:: Aim of the exercise ::
Word for word, transcribe the lines below and drop the pictures.

# # # #

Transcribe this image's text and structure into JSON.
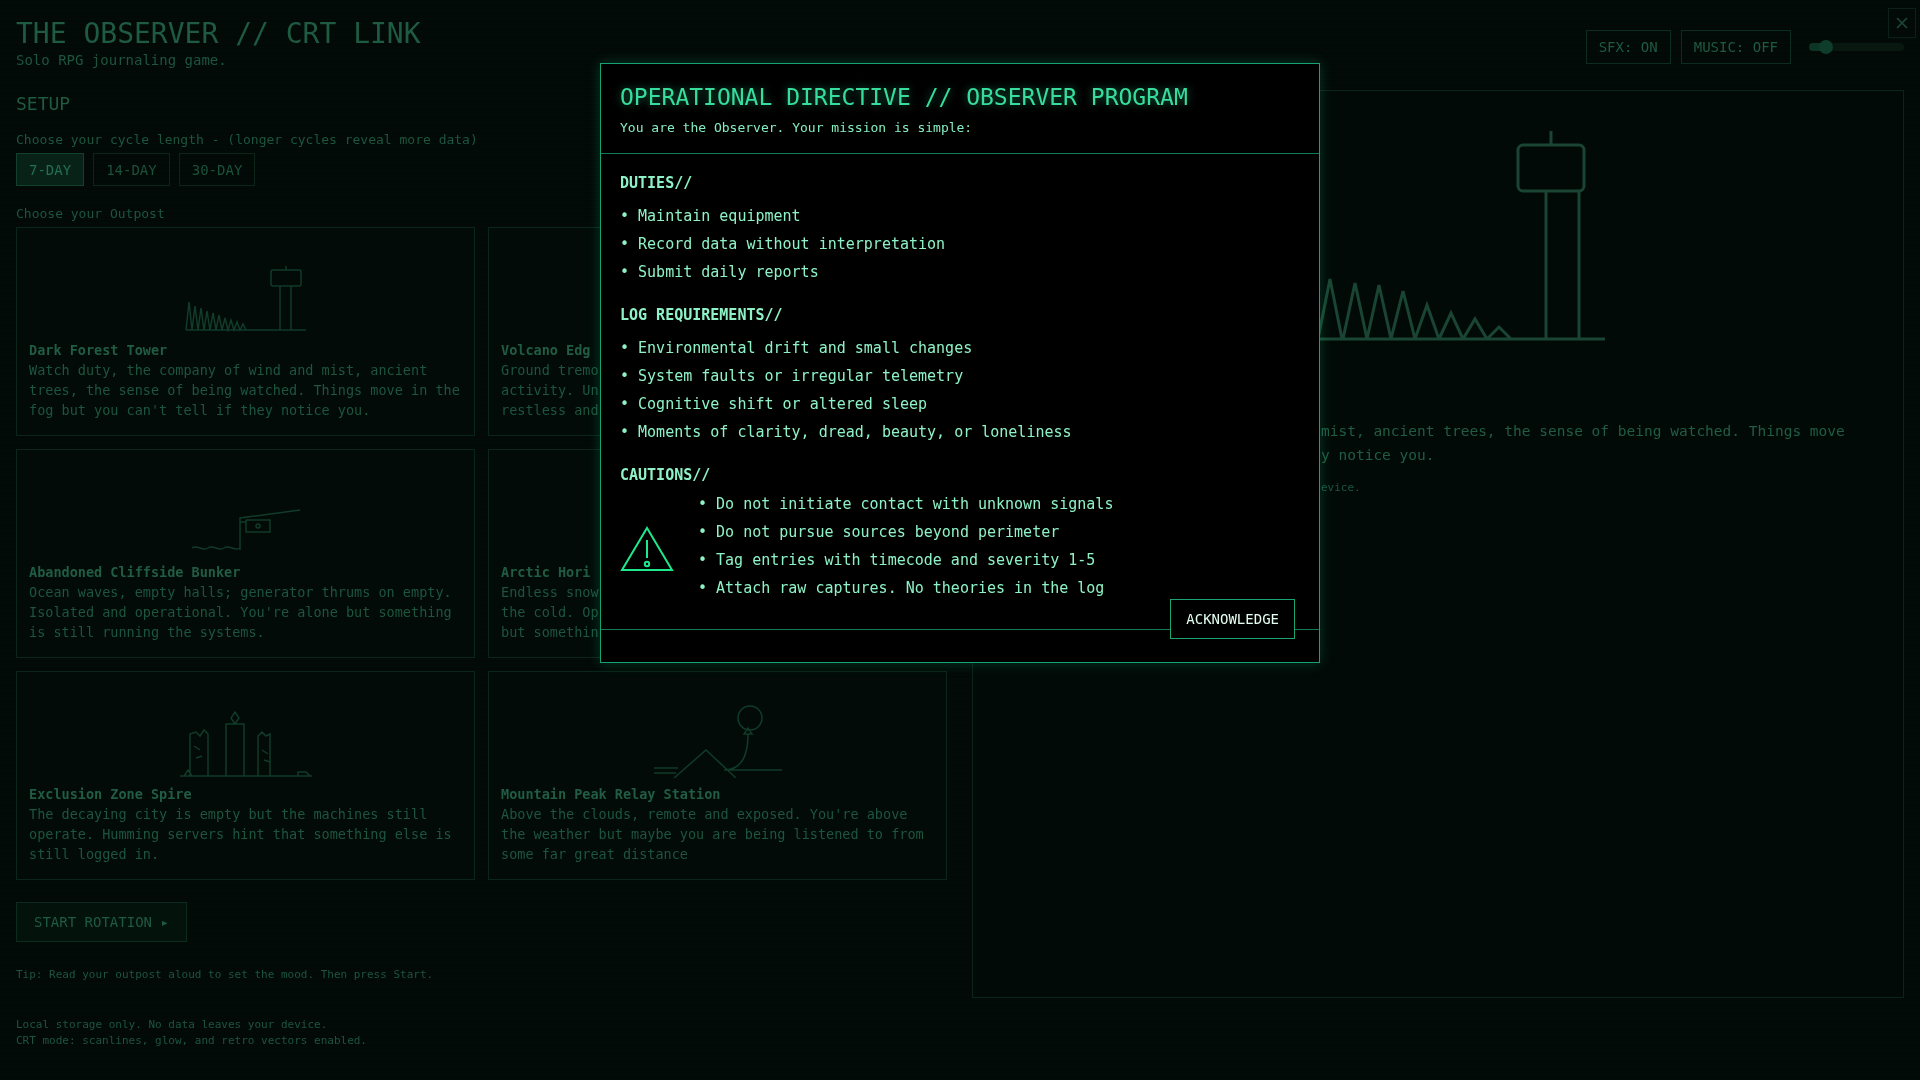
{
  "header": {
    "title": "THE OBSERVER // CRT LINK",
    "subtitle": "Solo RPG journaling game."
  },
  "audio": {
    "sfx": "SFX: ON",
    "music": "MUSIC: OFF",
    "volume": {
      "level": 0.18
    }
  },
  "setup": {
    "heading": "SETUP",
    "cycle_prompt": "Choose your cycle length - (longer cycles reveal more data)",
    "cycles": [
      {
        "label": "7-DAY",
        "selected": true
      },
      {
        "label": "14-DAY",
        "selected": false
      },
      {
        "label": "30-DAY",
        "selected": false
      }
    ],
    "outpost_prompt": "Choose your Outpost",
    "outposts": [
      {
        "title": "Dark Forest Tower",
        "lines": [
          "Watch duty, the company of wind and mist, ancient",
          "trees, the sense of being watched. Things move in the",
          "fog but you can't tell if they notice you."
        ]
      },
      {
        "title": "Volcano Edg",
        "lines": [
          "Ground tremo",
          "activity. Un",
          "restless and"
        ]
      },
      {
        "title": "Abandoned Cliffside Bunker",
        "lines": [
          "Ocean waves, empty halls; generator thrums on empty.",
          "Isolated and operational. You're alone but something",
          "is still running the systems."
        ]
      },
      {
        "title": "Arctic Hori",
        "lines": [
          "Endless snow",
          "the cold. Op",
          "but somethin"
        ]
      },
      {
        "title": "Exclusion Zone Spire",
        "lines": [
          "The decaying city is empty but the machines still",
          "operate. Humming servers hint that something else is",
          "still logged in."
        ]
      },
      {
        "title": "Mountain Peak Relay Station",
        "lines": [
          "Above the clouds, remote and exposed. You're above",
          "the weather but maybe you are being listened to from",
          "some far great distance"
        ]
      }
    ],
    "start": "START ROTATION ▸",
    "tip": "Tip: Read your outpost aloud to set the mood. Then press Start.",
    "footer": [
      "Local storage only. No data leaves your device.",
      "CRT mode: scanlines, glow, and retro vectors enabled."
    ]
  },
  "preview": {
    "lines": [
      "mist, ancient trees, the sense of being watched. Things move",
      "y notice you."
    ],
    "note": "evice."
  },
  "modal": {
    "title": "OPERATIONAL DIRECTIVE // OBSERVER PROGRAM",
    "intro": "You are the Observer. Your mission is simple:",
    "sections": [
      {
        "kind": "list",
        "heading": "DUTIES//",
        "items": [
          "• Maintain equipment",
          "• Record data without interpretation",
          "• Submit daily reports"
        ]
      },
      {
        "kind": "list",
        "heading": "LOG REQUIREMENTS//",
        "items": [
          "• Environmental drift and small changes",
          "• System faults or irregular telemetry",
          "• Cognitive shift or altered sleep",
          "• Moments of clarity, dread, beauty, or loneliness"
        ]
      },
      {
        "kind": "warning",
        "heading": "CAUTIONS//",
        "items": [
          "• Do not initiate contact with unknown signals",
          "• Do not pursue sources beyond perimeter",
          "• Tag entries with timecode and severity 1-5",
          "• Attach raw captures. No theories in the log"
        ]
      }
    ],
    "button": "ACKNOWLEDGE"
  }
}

# # # #

:: Right answer ::
Transcribe this image's text and structure into JSON.
{
  "header": {
    "title": "THE OBSERVER // CRT LINK",
    "subtitle": "Solo RPG journaling game."
  },
  "audio": {
    "sfx": "SFX: ON",
    "music": "MUSIC: OFF",
    "volume": {
      "level": 0.18
    }
  },
  "setup": {
    "heading": "SETUP",
    "cycle_prompt": "Choose your cycle length - (longer cycles reveal more data)",
    "cycles": [
      {
        "label": "7-DAY",
        "selected": true
      },
      {
        "label": "14-DAY",
        "selected": false
      },
      {
        "label": "30-DAY",
        "selected": false
      }
    ],
    "outpost_prompt": "Choose your Outpost",
    "outposts": [
      {
        "title": "Dark Forest Tower",
        "lines": [
          "Watch duty, the company of wind and mist, ancient",
          "trees, the sense of being watched. Things move in the",
          "fog but you can't tell if they notice you."
        ]
      },
      {
        "title": "Volcano Edg",
        "lines": [
          "Ground tremo",
          "activity. Un",
          "restless and"
        ]
      },
      {
        "title": "Abandoned Cliffside Bunker",
        "lines": [
          "Ocean waves, empty halls; generator thrums on empty.",
          "Isolated and operational. You're alone but something",
          "is still running the systems."
        ]
      },
      {
        "title": "Arctic Hori",
        "lines": [
          "Endless snow",
          "the cold. Op",
          "but somethin"
        ]
      },
      {
        "title": "Exclusion Zone Spire",
        "lines": [
          "The decaying city is empty but the machines still",
          "operate. Humming servers hint that something else is",
          "still logged in."
        ]
      },
      {
        "title": "Mountain Peak Relay Station",
        "lines": [
          "Above the clouds, remote and exposed. You're above",
          "the weather but maybe you are being listened to from",
          "some far great distance"
        ]
      }
    ],
    "start": "START ROTATION ▸",
    "tip": "Tip: Read your outpost aloud to set the mood. Then press Start.",
    "footer": [
      "Local storage only. No data leaves your device.",
      "CRT mode: scanlines, glow, and retro vectors enabled."
    ]
  },
  "preview": {
    "lines": [
      "mist, ancient trees, the sense of being watched. Things move",
      "y notice you."
    ],
    "note": "evice."
  },
  "modal": {
    "title": "OPERATIONAL DIRECTIVE // OBSERVER PROGRAM",
    "intro": "You are the Observer. Your mission is simple:",
    "sections": [
      {
        "kind": "list",
        "heading": "DUTIES//",
        "items": [
          "• Maintain equipment",
          "• Record data without interpretation",
          "• Submit daily reports"
        ]
      },
      {
        "kind": "list",
        "heading": "LOG REQUIREMENTS//",
        "items": [
          "• Environmental drift and small changes",
          "• System faults or irregular telemetry",
          "• Cognitive shift or altered sleep",
          "• Moments of clarity, dread, beauty, or loneliness"
        ]
      },
      {
        "kind": "warning",
        "heading": "CAUTIONS//",
        "items": [
          "• Do not initiate contact with unknown signals",
          "• Do not pursue sources beyond perimeter",
          "• Tag entries with timecode and severity 1-5",
          "• Attach raw captures. No theories in the log"
        ]
      }
    ],
    "button": "ACKNOWLEDGE"
  }
}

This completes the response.